## Written problem
Without the pictures, reproduce the records that follow exactly.
** START **
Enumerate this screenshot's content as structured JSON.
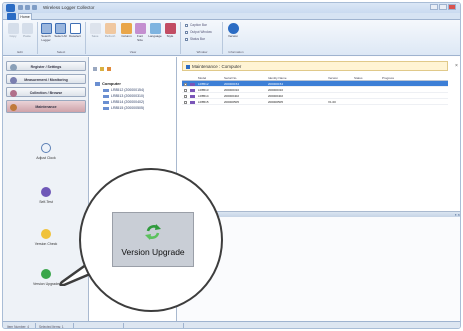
{
  "window": {
    "title": "Wireless Logger Collector"
  },
  "ribbon": {
    "tab_home": "Home",
    "buttons": [
      {
        "label": "Copy"
      },
      {
        "label": "Paste"
      },
      {
        "label": "Search\nLogger"
      },
      {
        "label": "Select\nAll"
      },
      {
        "label": "Deselect"
      },
      {
        "label": "Save"
      },
      {
        "label": "Refresh"
      },
      {
        "label": "Column"
      },
      {
        "label": "Font\nSize"
      },
      {
        "label": "Language"
      },
      {
        "label": "Style"
      },
      {
        "label": "Version"
      }
    ],
    "checks": [
      "Caption Bar",
      "Output Window",
      "Status Bar"
    ],
    "groups": [
      "Edit",
      "Select",
      "View",
      "Window",
      "Information"
    ]
  },
  "nav": {
    "buttons": [
      "Register / Settings",
      "Measurement / Monitoring",
      "Collection / Browse",
      "Maintenance"
    ],
    "tools": [
      "Adjust Clock",
      "Self-Test",
      "Version Check",
      "Version Upgrade"
    ]
  },
  "tree": {
    "root": "Computer",
    "items": [
      "LR8512 (200000154)",
      "LR8513 (200000310)",
      "LR8514 (200000402)",
      "LR8515 (200000505)"
    ]
  },
  "main": {
    "title": "Maintenance : Computer",
    "columns": [
      "Model",
      "Serial No.",
      "Identity Name",
      "Version",
      "Status",
      "Progress"
    ],
    "rows": [
      {
        "model": "LR8512",
        "serial": "200000154",
        "identity": "200000154",
        "version": "",
        "selected": true
      },
      {
        "model": "LR8513",
        "serial": "200000310",
        "identity": "200000310",
        "version": "",
        "selected": false
      },
      {
        "model": "LR8514",
        "serial": "200000402",
        "identity": "200000402",
        "version": "",
        "selected": false
      },
      {
        "model": "LR8515",
        "serial": "200000505",
        "identity": "200000505",
        "version": "V1.00",
        "selected": false
      }
    ]
  },
  "status": {
    "left": "Item Number: 4",
    "mid": "Selected Items: 1"
  },
  "callout": {
    "label": "Version Upgrade"
  },
  "colors": {
    "selection": "#3d7fd6",
    "maintenance_active": "#cfa3aa",
    "header_bg": "#fff4d4"
  }
}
** END **
## Response to this task
Enumerate this screenshot's content as structured JSON.
{
  "window": {
    "title": "Wireless Logger Collector"
  },
  "ribbon": {
    "tab_home": "Home",
    "buttons": [
      {
        "label": "Copy"
      },
      {
        "label": "Paste"
      },
      {
        "label": "Search\nLogger"
      },
      {
        "label": "Select\nAll"
      },
      {
        "label": "Deselect"
      },
      {
        "label": "Save"
      },
      {
        "label": "Refresh"
      },
      {
        "label": "Column"
      },
      {
        "label": "Font\nSize"
      },
      {
        "label": "Language"
      },
      {
        "label": "Style"
      },
      {
        "label": "Version"
      }
    ],
    "checks": [
      "Caption Bar",
      "Output Window",
      "Status Bar"
    ],
    "groups": [
      "Edit",
      "Select",
      "View",
      "Window",
      "Information"
    ]
  },
  "nav": {
    "buttons": [
      "Register / Settings",
      "Measurement / Monitoring",
      "Collection / Browse",
      "Maintenance"
    ],
    "tools": [
      "Adjust Clock",
      "Self-Test",
      "Version Check",
      "Version Upgrade"
    ]
  },
  "tree": {
    "root": "Computer",
    "items": [
      "LR8512 (200000154)",
      "LR8513 (200000310)",
      "LR8514 (200000402)",
      "LR8515 (200000505)"
    ]
  },
  "main": {
    "title": "Maintenance : Computer",
    "columns": [
      "Model",
      "Serial No.",
      "Identity Name",
      "Version",
      "Status",
      "Progress"
    ],
    "rows": [
      {
        "model": "LR8512",
        "serial": "200000154",
        "identity": "200000154",
        "version": "",
        "selected": true
      },
      {
        "model": "LR8513",
        "serial": "200000310",
        "identity": "200000310",
        "version": "",
        "selected": false
      },
      {
        "model": "LR8514",
        "serial": "200000402",
        "identity": "200000402",
        "version": "",
        "selected": false
      },
      {
        "model": "LR8515",
        "serial": "200000505",
        "identity": "200000505",
        "version": "V1.00",
        "selected": false
      }
    ]
  },
  "status": {
    "left": "Item Number: 4",
    "mid": "Selected Items: 1"
  },
  "callout": {
    "label": "Version Upgrade"
  },
  "colors": {
    "selection": "#3d7fd6",
    "maintenance_active": "#cfa3aa",
    "header_bg": "#fff4d4"
  }
}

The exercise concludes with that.